→ What is needed:
Lift out all lines below that contain "Manager".
── Given entries
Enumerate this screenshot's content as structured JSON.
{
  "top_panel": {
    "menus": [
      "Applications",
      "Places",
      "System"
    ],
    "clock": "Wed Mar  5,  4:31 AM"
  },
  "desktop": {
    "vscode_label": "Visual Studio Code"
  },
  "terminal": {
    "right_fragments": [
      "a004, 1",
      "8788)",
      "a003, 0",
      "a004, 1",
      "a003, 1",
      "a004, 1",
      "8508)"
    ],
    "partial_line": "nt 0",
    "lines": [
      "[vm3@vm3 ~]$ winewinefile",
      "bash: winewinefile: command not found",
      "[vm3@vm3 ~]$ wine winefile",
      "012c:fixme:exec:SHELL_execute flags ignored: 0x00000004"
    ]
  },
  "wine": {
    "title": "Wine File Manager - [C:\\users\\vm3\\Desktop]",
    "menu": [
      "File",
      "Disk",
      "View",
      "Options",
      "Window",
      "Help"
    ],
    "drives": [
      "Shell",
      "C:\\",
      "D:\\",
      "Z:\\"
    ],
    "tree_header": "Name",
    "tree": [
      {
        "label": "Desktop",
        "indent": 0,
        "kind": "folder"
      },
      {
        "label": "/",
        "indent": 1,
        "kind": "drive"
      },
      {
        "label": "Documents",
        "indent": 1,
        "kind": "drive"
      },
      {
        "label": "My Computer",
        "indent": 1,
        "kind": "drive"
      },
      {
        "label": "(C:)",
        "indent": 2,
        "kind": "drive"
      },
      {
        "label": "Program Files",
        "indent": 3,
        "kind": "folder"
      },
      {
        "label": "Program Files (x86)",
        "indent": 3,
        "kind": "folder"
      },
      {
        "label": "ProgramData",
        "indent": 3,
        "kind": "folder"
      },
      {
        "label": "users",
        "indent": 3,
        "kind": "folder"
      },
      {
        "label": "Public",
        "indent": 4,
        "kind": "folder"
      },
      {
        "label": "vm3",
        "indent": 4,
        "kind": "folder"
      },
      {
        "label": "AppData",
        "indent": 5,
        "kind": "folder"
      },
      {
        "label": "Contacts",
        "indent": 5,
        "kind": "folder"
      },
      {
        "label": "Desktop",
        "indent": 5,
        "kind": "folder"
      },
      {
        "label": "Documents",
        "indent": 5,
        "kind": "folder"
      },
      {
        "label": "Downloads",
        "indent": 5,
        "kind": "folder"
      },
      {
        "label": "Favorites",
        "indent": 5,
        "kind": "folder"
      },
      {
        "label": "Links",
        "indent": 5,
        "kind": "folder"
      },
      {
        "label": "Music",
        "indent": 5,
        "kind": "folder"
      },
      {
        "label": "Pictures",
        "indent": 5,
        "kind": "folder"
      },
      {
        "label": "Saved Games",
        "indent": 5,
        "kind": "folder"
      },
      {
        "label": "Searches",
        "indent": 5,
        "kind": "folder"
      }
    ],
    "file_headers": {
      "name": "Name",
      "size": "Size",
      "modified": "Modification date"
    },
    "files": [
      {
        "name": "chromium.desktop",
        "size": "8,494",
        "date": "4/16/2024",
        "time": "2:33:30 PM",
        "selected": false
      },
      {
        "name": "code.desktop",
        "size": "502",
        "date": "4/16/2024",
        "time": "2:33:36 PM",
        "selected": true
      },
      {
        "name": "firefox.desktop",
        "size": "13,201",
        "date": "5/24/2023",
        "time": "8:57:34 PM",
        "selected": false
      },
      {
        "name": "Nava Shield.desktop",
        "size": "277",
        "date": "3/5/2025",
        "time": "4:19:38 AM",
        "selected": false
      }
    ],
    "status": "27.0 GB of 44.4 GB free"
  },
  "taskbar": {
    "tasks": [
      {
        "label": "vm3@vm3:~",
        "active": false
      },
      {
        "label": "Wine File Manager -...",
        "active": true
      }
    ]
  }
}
────
→ Correct result:
    "title": "Wine File Manager - [C:\\users\\vm3\\Desktop]",
        "label": "Wine File Manager -...",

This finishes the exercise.